* [Stated task]:
Repeat the listing in full, word for word.

Data records
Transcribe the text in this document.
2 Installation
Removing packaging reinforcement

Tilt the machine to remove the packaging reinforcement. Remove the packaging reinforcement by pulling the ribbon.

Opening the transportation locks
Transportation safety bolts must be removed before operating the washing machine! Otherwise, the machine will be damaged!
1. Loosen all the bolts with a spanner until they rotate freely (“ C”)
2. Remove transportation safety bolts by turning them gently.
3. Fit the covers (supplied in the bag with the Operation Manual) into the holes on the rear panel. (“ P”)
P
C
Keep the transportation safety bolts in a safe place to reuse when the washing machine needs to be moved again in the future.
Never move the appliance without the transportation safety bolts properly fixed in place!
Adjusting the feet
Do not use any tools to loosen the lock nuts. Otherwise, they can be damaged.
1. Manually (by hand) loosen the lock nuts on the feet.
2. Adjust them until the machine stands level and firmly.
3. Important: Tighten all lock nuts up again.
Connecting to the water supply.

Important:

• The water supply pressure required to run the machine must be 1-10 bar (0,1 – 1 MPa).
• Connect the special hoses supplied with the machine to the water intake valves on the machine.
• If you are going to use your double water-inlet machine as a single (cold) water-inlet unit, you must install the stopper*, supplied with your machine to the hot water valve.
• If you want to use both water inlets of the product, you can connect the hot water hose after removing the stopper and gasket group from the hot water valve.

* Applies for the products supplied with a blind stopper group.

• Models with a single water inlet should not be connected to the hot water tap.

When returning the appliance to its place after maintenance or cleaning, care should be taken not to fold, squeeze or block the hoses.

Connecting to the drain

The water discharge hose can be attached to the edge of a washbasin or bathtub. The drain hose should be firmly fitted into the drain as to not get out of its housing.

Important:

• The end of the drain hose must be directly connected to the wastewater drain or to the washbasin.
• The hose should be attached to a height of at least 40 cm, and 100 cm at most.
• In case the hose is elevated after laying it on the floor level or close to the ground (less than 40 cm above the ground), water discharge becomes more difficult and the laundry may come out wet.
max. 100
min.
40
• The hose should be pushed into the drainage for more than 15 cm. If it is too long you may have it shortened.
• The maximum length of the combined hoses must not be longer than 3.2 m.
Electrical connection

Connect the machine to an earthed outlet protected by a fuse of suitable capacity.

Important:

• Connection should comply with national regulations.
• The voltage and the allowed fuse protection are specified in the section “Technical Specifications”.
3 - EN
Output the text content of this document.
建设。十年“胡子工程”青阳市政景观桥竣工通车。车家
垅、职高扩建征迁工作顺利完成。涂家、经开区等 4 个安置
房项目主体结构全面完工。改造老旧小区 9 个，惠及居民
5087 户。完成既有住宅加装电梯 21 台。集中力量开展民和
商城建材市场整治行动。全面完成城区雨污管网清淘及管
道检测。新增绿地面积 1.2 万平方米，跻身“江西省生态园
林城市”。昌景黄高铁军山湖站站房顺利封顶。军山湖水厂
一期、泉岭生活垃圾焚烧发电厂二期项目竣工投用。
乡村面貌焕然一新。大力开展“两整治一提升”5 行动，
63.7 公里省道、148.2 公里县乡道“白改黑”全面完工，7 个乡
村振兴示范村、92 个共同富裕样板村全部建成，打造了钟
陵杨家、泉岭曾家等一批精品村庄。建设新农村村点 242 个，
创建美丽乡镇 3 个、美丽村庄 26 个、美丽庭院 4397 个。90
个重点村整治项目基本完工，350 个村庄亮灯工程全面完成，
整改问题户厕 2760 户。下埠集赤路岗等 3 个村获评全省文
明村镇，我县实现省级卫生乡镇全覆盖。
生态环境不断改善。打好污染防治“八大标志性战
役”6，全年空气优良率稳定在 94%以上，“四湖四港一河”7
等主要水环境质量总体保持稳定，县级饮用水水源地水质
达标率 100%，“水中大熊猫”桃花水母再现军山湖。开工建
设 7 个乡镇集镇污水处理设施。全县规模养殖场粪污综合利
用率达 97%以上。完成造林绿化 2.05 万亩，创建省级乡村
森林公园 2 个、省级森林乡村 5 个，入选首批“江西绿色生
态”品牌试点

* [In response]:
Transcribe the text in this document.
2 Installation
Removing packaging reinforcement

Tilt the machine to remove the packaging reinforcement. Remove the packaging reinforcement by pulling the ribbon.

Opening the transportation locks
Transportation safety bolts must be removed before operating the washing machine! Otherwise, the machine will be damaged!
1. Loosen all the bolts with a spanner until they rotate freely (“ C”)
2. Remove transportation safety bolts by turning them gently.
3. Fit the covers (supplied in the bag with the Operation Manual) into the holes on the rear panel. (“ P”)
P
C
Keep the transportation safety bolts in a safe place to reuse when the washing machine needs to be moved again in the future.
Never move the appliance without the transportation safety bolts properly fixed in place!
Adjusting the feet
Do not use any tools to loosen the lock nuts. Otherwise, they can be damaged.
1. Manually (by hand) loosen the lock nuts on the feet.
2. Adjust them until the machine stands level and firmly.
3. Important: Tighten all lock nuts up again.
Connecting to the water supply.

Important:

• The water supply pressure required to run the machine must be 1-10 bar (0,1 – 1 MPa).
• Connect the special hoses supplied with the machine to the water intake valves on the machine.
• If you are going to use your double water-inlet machine as a single (cold) water-inlet unit, you must install the stopper*, supplied with your machine to the hot water valve.
• If you want to use both water inlets of the product, you can connect the hot water hose after removing the stopper and gasket group from the hot water valve.

* Applies for the products supplied with a blind stopper group.

• Models with a single water inlet should not be connected to the hot water tap.

When returning the appliance to its place after maintenance or cleaning, care should be taken not to fold, squeeze or block the hoses.

Connecting to the drain

The water discharge hose can be attached to the edge of a washbasin or bathtub. The drain hose should be firmly fitted into the drain as to not get out of its housing.

Important:

• The end of the drain hose must be directly connected to the wastewater drain or to the washbasin.
• The hose should be attached to a height of at least 40 cm, and 100 cm at most.
• In case the hose is elevated after laying it on the floor level or close to the ground (less than 40 cm above the ground), water discharge becomes more difficult and the laundry may come out wet.
max. 100
min.
40
• The hose should be pushed into the drainage for more than 15 cm. If it is too long you may have it shortened.
• The maximum length of the combined hoses must not be longer than 3.2 m.
Electrical connection

Connect the machine to an earthed outlet protected by a fuse of suitable capacity.

Important:

• Connection should comply with national regulations.
• The voltage and the allowed fuse protection are specified in the section “Technical Specifications”.
3 - EN
Output the text content of this document.
建设。十年“胡子工程”青阳市政景观桥竣工通车。车家
垅、职高扩建征迁工作顺利完成。涂家、经开区等 4 个安置
房项目主体结构全面完工。改造老旧小区 9 个，惠及居民
5087 户。完成既有住宅加装电梯 21 台。集中力量开展民和
商城建材市场整治行动。全面完成城区雨污管网清淘及管
道检测。新增绿地面积 1.2 万平方米，跻身“江西省生态园
林城市”。昌景黄高铁军山湖站站房顺利封顶。军山湖水厂
一期、泉岭生活垃圾焚烧发电厂二期项目竣工投用。
乡村面貌焕然一新。大力开展“两整治一提升”5 行动，
63.7 公里省道、148.2 公里县乡道“白改黑”全面完工，7 个乡
村振兴示范村、92 个共同富裕样板村全部建成，打造了钟
陵杨家、泉岭曾家等一批精品村庄。建设新农村村点 242 个，
创建美丽乡镇 3 个、美丽村庄 26 个、美丽庭院 4397 个。90
个重点村整治项目基本完工，350 个村庄亮灯工程全面完成，
整改问题户厕 2760 户。下埠集赤路岗等 3 个村获评全省文
明村镇，我县实现省级卫生乡镇全覆盖。
生态环境不断改善。打好污染防治“八大标志性战
役”6，全年空气优良率稳定在 94%以上，“四湖四港一河”7
等主要水环境质量总体保持稳定，县级饮用水水源地水质
达标率 100%，“水中大熊猫”桃花水母再现军山湖。开工建
设 7 个乡镇集镇污水处理设施。全县规模养殖场粪污综合利
用率达 97%以上。完成造林绿化 2.05 万亩，创建省级乡村
森林公园 2 个、省级森林乡村 5 个，入选首批“江西绿色生
态”品牌试点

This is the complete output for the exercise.